**GIVEN PROBLEM**.
Say how many lines contain the string "like". Give no other output.

**EXCERPTED RECORDS**.
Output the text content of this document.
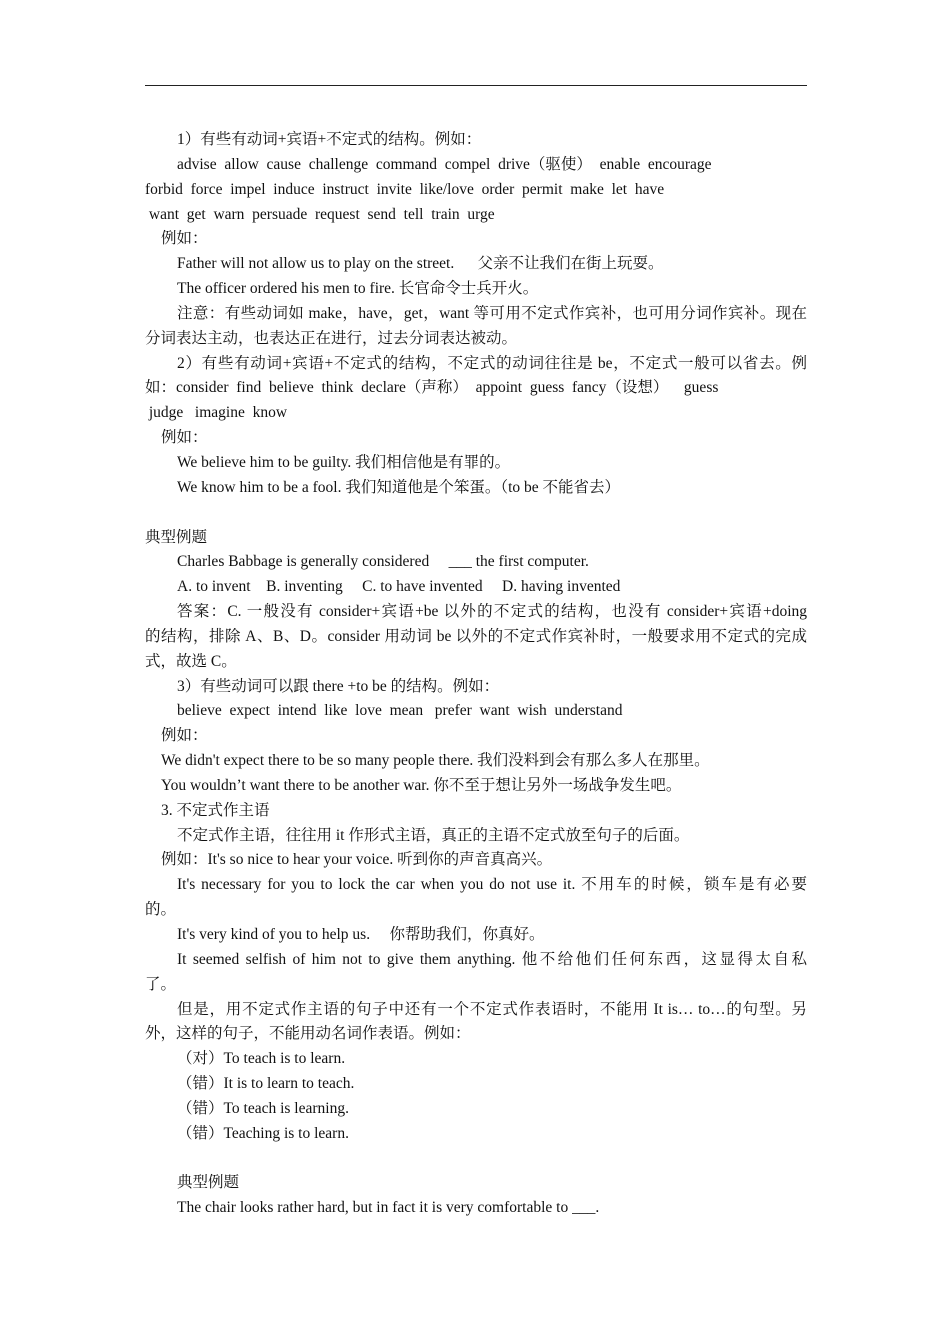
1）有些有动词+宾语+不定式的结构。例如：
advise  allow  cause  challenge  command  compel  drive（驱使）  enable  encourage
forbid  force  impel  induce  instruct  invite  like/love  order  permit  make  let  have
want  get  warn  persuade  request  send  tell  train  urge
例如：
Father will not allow us to play on the street.      父亲不让我们在街上玩耍。
The officer ordered his men to fire. 长官命令士兵开火。
注意：有些动词如 make，have，get，want 等可用不定式作宾补，也可用分词作宾补。现在
分词表达主动，也表达正在进行，过去分词表达被动。
2）有些有动词+宾语+不定式的结构，不定式的动词往往是 be，不定式一般可以省去。例
如：consider  find  believe  think  declare（声称）  appoint  guess  fancy（设想）    guess
judge   imagine  know
例如：
We believe him to be guilty. 我们相信他是有罪的。
We know him to be a fool. 我们知道他是个笨蛋。（to be 不能省去）
典型例题
Charles Babbage is generally considered     ___ the first computer.
A. to invent    B. inventing     C. to have invented     D. having invented
答案：C. 一般没有 consider+宾语+be 以外的不定式的结构，也没有 consider+宾语+doing
的结构，排除 A、B、D。consider 用动词 be 以外的不定式作宾补时，一般要求用不定式的完成
式，故选 C。
3）有些动词可以跟 there +to be 的结构。例如：
believe  expect  intend  like  love  mean   prefer  want  wish  understand
例如：
We didn't expect there to be so many people there. 我们没料到会有那么多人在那里。
You wouldn’t want there to be another war. 你不至于想让另外一场战争发生吧。
3. 不定式作主语
不定式作主语，往往用 it 作形式主语，真正的主语不定式放至句子的后面。
例如：It's so nice to hear your voice. 听到你的声音真高兴。
It's necessary for you to lock the car when you do not use it. 不用车的时候，锁车是有必要
的。
It's very kind of you to help us.     你帮助我们，你真好。
It seemed selfish of him not to give them anything. 他不给他们任何东西，这显得太自私
了。
但是，用不定式作主语的句子中还有一个不定式作表语时，不能用 It is… to…的句型。另
外，这样的句子，不能用动名词作表语。例如：
（对）To teach is to learn.
（错）It is to learn to teach.
（错）To teach is learning.
（错）Teaching is to learn.
典型例题
The chair looks rather hard, but in fact it is very comfortable to ___.
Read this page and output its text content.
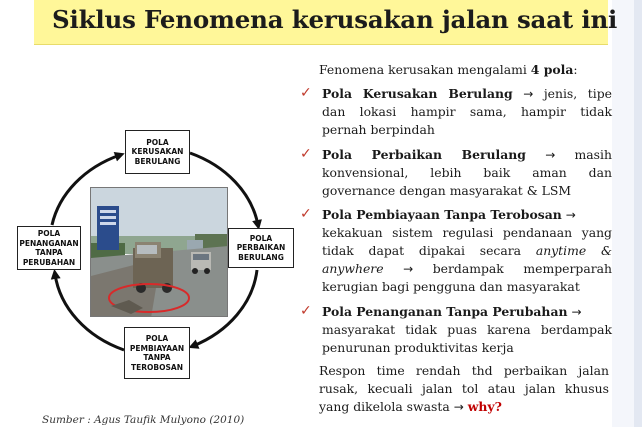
Siklus Fenomena kerusakan jalan saat ini
POLA
KERUSAKAN
BERULANG
POLA
PERBAIKAN
BERULANG
POLA
PEMBIAYAAN
TANPA
TEROBOSAN
POLA
PENANGANAN
TANPA
PERUBAHAN
Sumber : Agus Taufik Mulyono (2010)
Fenomena kerusakan mengalami 4 pola:
✓ Pola Kerusakan Berulang → jenis, tipe
dan lokasi hampir sama, hampir tidak
pernah berpindah
✓ Pola Perbaikan Berulang → masih
konvensional, lebih baik aman dan
governance dengan masyarakat & LSM
✓ Pola Pembiayaan Tanpa Terobosan →
kekakuan sistem regulasi pendanaan yang
tidak dapat dipakai secara anytime &
anywhere → berdampak memperparah
kerugian bagi pengguna dan masyarakat
✓ Pola Penanganan Tanpa Perubahan →
masyarakat tidak puas karena berdampak
penurunan produktivitas kerja
Respon time rendah thd perbaikan jalan
rusak, kecuali jalan tol atau jalan khusus
yang dikelola swasta → why?
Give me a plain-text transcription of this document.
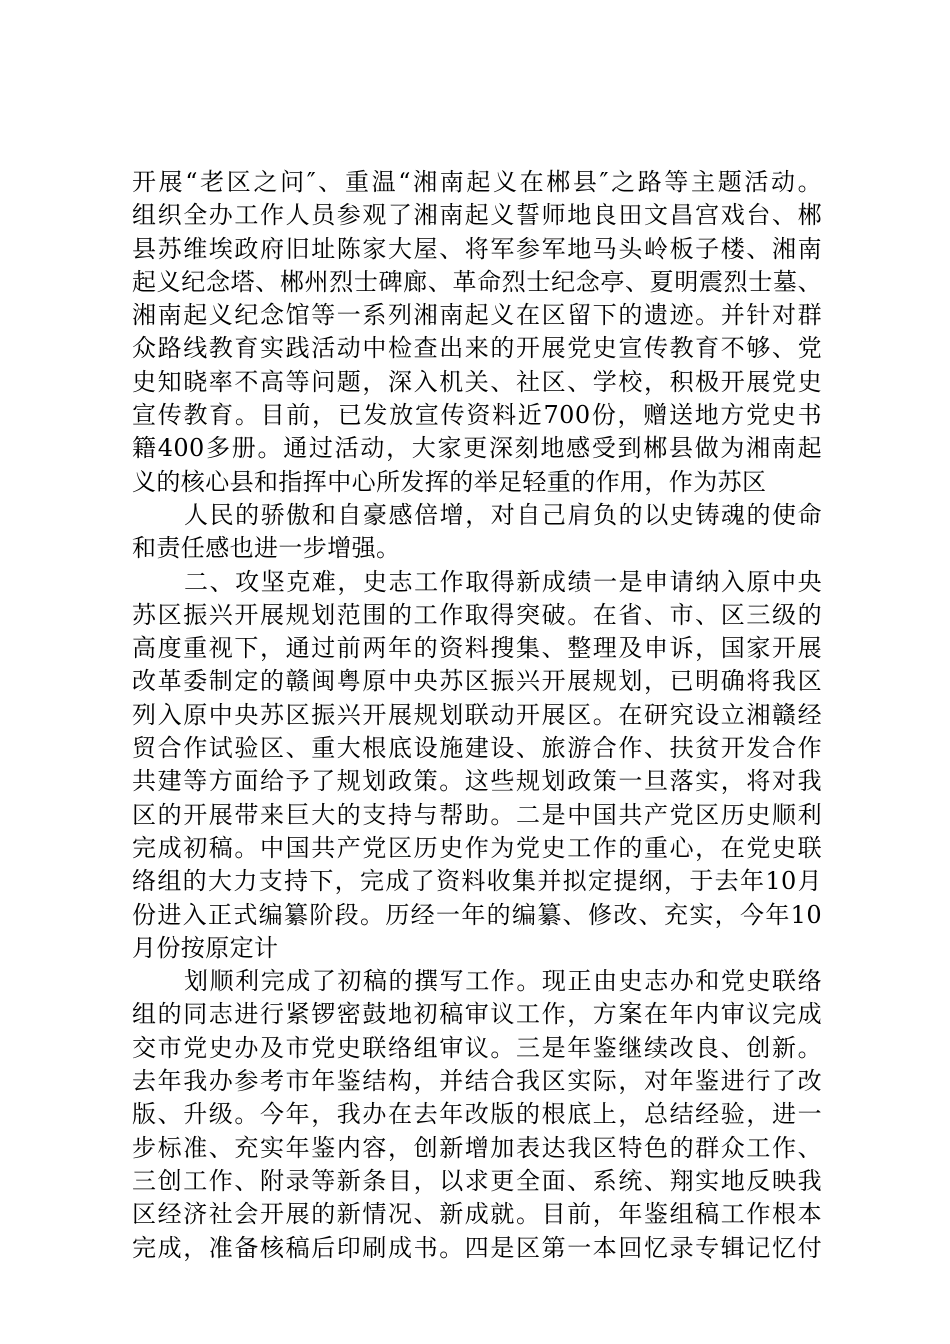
开展“老区之问″、重温“湘南起义在郴县″之路等主题活动。
组织全办工作人员参观了湘南起义誓师地良田文昌宫戏台、郴
县苏维埃政府旧址陈家大屋、将军参军地马头岭板子楼、湘南
起义纪念塔、郴州烈士碑廊、革命烈士纪念亭、夏明震烈士墓、
湘南起义纪念馆等一系列湘南起义在区留下的遗迹。并针对群
众路线教育实践活动中检查出来的开展党史宣传教育不够、党
史知晓率不高等问题，深入机关、社区、学校，积极开展党史
宣传教育。目前，已发放宣传资料近700份，赠送地方党史书
籍400多册。通过活动，大家更深刻地感受到郴县做为湘南起
义的核心县和指挥中心所发挥的举足轻重的作用，作为苏区
人民的骄傲和自豪感倍增，对自己肩负的以史铸魂的使命
和责任感也进一步增强。
二、攻坚克难，史志工作取得新成绩一是申请纳入原中央
苏区振兴开展规划范围的工作取得突破。在省、市、区三级的
高度重视下，通过前两年的资料搜集、整理及申诉，国家开展
改革委制定的赣闽粤原中央苏区振兴开展规划，已明确将我区
列入原中央苏区振兴开展规划联动开展区。在研究设立湘赣经
贸合作试验区、重大根底设施建设、旅游合作、扶贫开发合作
共建等方面给予了规划政策。这些规划政策一旦落实，将对我
区的开展带来巨大的支持与帮助。二是中国共产党区历史顺利
完成初稿。中国共产党区历史作为党史工作的重心，在党史联
络组的大力支持下，完成了资料收集并拟定提纲，于去年10月
份进入正式编纂阶段。历经一年的编纂、修改、充实，今年10
月份按原定计
划顺利完成了初稿的撰写工作。现正由史志办和党史联络
组的同志进行紧锣密鼓地初稿审议工作，方案在年内审议完成
交市党史办及市党史联络组审议。三是年鉴继续改良、创新。
去年我办参考市年鉴结构，并结合我区实际，对年鉴进行了改
版、升级。今年，我办在去年改版的根底上，总结经验，进一
步标准、充实年鉴内容，创新增加表达我区特色的群众工作、
三创工作、附录等新条目，以求更全面、系统、翔实地反映我
区经济社会开展的新情况、新成就。目前，年鉴组稿工作根本
完成，准备核稿后印刷成书。四是区第一本回忆录专辑记忆付
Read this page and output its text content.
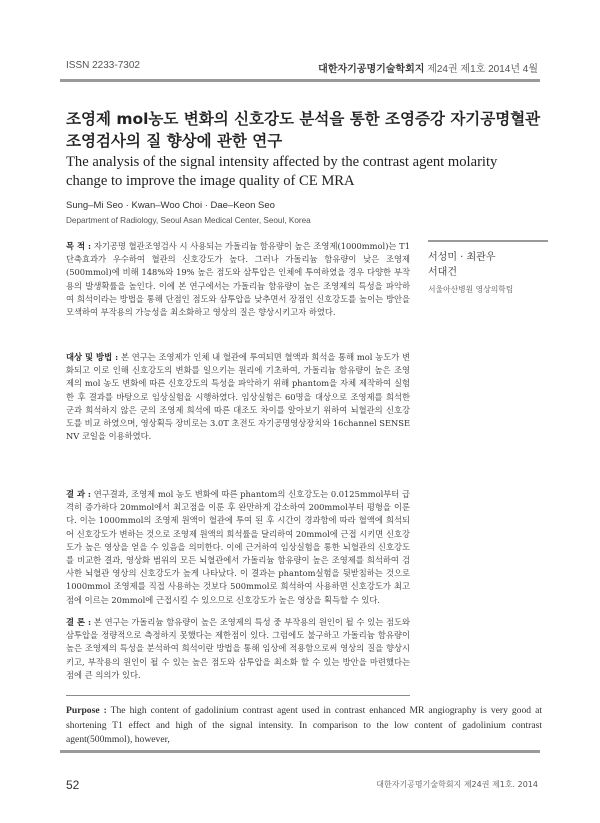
ISSN 2233-7302	대한자기공명기술학회지 제24권 제1호 2014년 4월
조영제 mol농도 변화의 신호강도 분석을 통한 조영증강 자기공명혈관조영검사의 질 향상에 관한 연구
The analysis of the signal intensity affected by the contrast agent molarity change to improve the image quality of CE MRA
Sung–Mi Seo · Kwan–Woo Choi · Dae–Keon Seo
Department of Radiology, Seoul Asan Medical Center, Seoul, Korea
목 적 : 자기공명 혈관조영검사 시 사용되는 가돌리늄 함유량이 높은 조영제(1000mmol)는 T1 단축효과가 우수하여 혈관의 신호강도가 높다. 그러나 가돌리늄 함유량이 낮은 조영제(500mmol)에 비해 148%와 19% 높은 점도와 삼투압은 인체에 투여하였을 경우 다양한 부작용의 발생확률을 높인다. 이에 본 연구에서는 가돌리늄 함유량이 높은 조영제의 특성을 파악하여 희석이라는 방법을 통해 단점인 점도와 삼투압을 낮추면서 장점인 신호강도를 높이는 방안을 모색하여 부작용의 가능성을 최소화하고 영상의 질은 향상시키고자 하였다.
대상 및 방법 : 본 연구는 조영제가 인체 내 혈관에 투여되면 혈액과 희석을 통해 mol 농도가 변화되고 이로 인해 신호강도의 변화를 일으키는 원리에 기초하여, 가돌리늄 함유량이 높은 조영제의 mol 농도 변화에 따른 신호강도의 특성을 파악하기 위해 phantom을 자체 제작하여 실험한 후 결과를 바탕으로 임상실험을 시행하였다. 임상실험은 60명을 대상으로 조영제를 희석한 군과 희석하지 않은 군의 조영제 희석에 따른 대조도 차이를 알아보기 위하여 뇌혈관의 신호강도를 비교 하였으며, 영상획득 장비로는 3.0T 초전도 자기공명영상장치와 16channel SENSE NV 코일을 이용하였다.
결 과 : 연구결과, 조영제 mol 농도 변화에 따른 phantom의 신호강도는 0.0125mmol부터 급격히 증가하다 20mmol에서 최고점을 이룬 후 완만하게 감소하여 200mmol부터 평형을 이룬다. 이는 1000mmol의 조영제 원액이 혈관에 투여 된 후 시간이 경과함에 따라 혈액에 희석되어 신호강도가 변하는 것으로 조영제 원액의 희석률을 달리하여 20mmol에 근접 시키면 신호강도가 높은 영상을 얻을 수 있음을 의미한다. 이에 근거하여 임상실험을 통한 뇌혈관의 신호강도를 비교한 결과, 영상화 범위의 모든 뇌혈관에서 가돌리늄 함유량이 높은 조영제를 희석하여 검사한 뇌혈관 영상의 신호강도가 높게 나타났다. 이 결과는 phantom실험을 뒷받침하는 것으로 1000mmol 조영제를 직접 사용하는 것보다 500mmol로 희석하여 사용하면 신호강도가 최고점에 이르는 20mmol에 근접시킬 수 있으므로 신호강도가 높은 영상을 획득할 수 있다.
결 론 : 본 연구는 가돌리늄 함유량이 높은 조영제의 특성 중 부작용의 원인이 될 수 있는 점도와 삼투압을 정량적으로 측정하지 못했다는 제한점이 있다. 그럼에도 불구하고 가돌리늄 함유량이 높은 조영제의 특성을 분석하여 희석이란 방법을 통해 임상에 적용함으로써 영상의 질을 향상시키고, 부작용의 원인이 될 수 있는 높은 점도와 삼투압을 최소화 할 수 있는 방안을 마련했다는 점에 큰 의의가 있다.
서성미 · 최관우
서대건
서울아산병원 영상의학팀
Purpose : The high content of gadolinium contrast agent used in contrast enhanced MR angiography is very good at shortening T1 effect and high of the signal intensity. In comparison to the low content of gadolinium contrast agent(500mmol), however,
52	대한자기공명기술학회지 제24권 제1호. 2014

**EXPECTED ANSWER**.
2